▶ [Directive] Look through the lines below and state how many hold the word "panel". Write only the number.

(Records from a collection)
* * * * * * * * *
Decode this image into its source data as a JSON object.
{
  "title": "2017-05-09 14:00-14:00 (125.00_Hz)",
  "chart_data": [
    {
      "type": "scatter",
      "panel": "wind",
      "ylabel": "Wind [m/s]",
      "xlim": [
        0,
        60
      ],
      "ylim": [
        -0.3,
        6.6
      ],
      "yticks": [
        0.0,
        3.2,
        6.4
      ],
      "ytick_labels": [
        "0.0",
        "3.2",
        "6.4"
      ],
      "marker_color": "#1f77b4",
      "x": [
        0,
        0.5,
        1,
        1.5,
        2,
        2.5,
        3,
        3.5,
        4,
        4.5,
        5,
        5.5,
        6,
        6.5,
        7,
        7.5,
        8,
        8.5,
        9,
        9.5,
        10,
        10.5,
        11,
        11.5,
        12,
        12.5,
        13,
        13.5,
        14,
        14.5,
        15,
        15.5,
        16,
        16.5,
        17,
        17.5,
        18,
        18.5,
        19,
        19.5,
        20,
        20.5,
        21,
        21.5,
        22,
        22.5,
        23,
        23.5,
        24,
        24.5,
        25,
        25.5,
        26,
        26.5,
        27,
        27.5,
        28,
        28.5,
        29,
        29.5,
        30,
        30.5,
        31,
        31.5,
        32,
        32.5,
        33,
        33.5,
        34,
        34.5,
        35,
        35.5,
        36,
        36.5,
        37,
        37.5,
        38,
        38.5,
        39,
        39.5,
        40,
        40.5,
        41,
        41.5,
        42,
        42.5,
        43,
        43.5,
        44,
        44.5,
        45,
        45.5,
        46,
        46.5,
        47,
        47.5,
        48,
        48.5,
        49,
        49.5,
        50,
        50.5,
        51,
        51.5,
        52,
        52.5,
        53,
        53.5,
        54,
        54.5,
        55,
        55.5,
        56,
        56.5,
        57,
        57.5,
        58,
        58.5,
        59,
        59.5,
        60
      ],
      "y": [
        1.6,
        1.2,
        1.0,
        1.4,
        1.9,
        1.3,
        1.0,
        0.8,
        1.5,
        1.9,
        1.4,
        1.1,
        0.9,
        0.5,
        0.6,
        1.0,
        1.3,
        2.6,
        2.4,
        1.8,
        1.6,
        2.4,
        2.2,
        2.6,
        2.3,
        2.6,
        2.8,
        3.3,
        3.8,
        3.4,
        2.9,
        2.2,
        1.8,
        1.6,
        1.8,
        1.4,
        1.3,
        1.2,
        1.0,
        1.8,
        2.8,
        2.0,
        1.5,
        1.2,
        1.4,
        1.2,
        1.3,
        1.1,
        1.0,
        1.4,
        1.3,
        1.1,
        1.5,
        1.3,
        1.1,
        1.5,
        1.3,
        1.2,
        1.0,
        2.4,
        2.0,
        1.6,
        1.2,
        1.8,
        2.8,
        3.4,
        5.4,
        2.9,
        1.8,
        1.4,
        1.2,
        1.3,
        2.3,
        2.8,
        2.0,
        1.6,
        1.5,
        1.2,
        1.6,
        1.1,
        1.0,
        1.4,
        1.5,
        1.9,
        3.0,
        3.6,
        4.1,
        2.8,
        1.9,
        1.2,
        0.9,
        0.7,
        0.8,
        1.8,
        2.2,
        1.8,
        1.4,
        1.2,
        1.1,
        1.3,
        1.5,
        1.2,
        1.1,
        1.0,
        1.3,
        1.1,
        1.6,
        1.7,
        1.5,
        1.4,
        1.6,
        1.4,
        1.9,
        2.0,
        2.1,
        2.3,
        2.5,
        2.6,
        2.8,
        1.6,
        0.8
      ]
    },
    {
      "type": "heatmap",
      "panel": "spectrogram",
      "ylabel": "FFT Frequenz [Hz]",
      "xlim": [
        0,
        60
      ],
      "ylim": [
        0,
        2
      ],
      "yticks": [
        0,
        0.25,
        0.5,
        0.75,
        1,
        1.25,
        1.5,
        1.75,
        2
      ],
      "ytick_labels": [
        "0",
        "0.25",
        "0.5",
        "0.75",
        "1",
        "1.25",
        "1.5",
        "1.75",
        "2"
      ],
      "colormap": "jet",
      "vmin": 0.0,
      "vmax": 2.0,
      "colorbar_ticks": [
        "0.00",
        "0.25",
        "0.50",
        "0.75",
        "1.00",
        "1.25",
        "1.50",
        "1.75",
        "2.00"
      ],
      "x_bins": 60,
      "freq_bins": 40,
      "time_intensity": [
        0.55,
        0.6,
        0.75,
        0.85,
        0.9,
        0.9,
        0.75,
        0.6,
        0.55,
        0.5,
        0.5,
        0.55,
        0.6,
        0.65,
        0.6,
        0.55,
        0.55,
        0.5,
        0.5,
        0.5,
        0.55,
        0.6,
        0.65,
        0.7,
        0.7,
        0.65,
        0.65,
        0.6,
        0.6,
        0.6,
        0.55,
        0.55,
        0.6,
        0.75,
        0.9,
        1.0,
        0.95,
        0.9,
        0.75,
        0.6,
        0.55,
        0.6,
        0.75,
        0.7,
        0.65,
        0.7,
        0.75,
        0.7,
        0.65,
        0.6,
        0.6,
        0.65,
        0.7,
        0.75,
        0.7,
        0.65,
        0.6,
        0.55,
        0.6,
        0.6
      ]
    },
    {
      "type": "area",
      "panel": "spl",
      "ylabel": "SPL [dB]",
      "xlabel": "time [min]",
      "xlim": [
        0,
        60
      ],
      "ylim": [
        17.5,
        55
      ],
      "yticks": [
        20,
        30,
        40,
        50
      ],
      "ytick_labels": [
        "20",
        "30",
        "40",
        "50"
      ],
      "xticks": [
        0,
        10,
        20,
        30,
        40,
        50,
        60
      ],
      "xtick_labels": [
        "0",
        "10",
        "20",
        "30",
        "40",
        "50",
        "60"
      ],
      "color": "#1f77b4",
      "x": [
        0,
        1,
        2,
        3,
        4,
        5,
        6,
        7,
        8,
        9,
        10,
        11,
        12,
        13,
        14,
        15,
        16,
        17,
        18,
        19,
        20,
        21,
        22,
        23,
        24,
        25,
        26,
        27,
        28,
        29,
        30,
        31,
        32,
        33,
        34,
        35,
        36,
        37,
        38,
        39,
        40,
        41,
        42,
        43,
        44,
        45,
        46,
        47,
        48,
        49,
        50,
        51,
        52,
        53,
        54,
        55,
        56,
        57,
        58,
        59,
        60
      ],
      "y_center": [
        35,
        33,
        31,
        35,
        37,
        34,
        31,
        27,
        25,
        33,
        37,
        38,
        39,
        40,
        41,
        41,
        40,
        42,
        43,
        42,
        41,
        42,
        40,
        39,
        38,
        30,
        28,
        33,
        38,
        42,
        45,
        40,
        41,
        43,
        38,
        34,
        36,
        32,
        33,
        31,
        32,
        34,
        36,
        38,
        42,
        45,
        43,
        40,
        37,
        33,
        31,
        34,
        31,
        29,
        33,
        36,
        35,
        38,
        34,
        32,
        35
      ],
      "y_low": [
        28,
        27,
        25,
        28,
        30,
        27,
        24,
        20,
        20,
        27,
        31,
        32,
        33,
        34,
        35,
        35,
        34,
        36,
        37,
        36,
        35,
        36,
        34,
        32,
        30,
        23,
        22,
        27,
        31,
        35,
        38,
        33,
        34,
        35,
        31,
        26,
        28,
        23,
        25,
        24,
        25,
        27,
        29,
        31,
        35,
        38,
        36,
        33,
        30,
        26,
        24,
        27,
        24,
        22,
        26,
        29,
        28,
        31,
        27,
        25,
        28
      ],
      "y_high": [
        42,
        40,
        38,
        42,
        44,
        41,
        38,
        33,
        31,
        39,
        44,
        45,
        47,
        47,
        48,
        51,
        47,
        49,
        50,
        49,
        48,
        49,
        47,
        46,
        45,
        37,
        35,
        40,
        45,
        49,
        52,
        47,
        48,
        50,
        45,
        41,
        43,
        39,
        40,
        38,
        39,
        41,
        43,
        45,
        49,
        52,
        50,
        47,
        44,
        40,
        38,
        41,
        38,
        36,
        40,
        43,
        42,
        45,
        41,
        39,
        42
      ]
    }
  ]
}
* * * * * * * * *
▶ [Expected answer] 3